▶ Exercise task
Format the material as a Markdown table with the columns Row and Line, putting a row number beside each line and leaving out blank lines. Begin at the first line of the material and stop after the line that contains "x-tick-label: [80,90) [859, 872, 949, 904]".

Data taken from a collection
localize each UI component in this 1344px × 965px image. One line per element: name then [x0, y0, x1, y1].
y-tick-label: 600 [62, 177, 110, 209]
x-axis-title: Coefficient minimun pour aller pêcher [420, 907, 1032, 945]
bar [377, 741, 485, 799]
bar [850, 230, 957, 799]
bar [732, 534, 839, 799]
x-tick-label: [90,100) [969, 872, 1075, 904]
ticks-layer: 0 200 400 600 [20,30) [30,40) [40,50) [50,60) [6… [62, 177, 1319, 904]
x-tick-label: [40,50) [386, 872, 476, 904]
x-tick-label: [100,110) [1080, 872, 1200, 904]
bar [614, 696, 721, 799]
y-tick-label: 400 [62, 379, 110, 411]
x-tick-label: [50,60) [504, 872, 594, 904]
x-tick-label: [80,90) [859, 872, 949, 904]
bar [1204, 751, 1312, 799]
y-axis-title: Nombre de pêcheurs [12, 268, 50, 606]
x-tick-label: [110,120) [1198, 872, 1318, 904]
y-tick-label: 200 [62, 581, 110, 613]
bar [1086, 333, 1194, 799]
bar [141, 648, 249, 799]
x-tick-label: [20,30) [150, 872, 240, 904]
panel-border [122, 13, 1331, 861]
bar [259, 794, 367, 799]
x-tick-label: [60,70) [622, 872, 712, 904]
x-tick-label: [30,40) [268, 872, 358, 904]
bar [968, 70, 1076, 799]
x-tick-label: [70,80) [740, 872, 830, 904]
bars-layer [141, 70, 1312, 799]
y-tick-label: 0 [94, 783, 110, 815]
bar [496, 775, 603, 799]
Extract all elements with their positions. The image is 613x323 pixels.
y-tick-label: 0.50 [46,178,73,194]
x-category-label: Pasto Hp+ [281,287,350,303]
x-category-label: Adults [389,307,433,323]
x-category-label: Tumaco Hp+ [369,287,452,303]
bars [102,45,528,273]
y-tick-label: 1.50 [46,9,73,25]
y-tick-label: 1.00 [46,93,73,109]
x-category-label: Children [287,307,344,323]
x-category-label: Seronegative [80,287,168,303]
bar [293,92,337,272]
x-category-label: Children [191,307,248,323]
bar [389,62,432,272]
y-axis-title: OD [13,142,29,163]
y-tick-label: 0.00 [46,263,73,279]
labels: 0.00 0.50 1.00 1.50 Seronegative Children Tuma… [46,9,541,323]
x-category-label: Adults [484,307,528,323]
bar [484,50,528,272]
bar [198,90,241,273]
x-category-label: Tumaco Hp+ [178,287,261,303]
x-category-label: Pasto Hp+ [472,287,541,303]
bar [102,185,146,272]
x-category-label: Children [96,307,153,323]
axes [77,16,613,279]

▶ Problem solution
| Row | Line |
|---|---|
| 1 | localize each UI component in this 1344px × 965px image. One line per element: name then [x0, y0, x1, y1]. |
| 2 | y-tick-label: 600 [62, 177, 110, 209] |
| 3 | x-axis-title: Coefficient minimun pour aller pêcher [420, 907, 1032, 945] |
| 4 | bar [377, 741, 485, 799] |
| 5 | bar [850, 230, 957, 799] |
| 6 | bar [732, 534, 839, 799] |
| 7 | x-tick-label: [90,100) [969, 872, 1075, 904] |
| 8 | ticks-layer: 0 200 400 600 [20,30) [30,40) [40,50) [50,60) [6… [62, 177, 1319, 904] |
| 9 | x-tick-label: [40,50) [386, 872, 476, 904] |
| 10 | x-tick-label: [100,110) [1080, 872, 1200, 904] |
| 11 | bar [614, 696, 721, 799] |
| 12 | y-tick-label: 400 [62, 379, 110, 411] |
| 13 | x-tick-label: [50,60) [504, 872, 594, 904] |
| 14 | x-tick-label: [80,90) [859, 872, 949, 904] |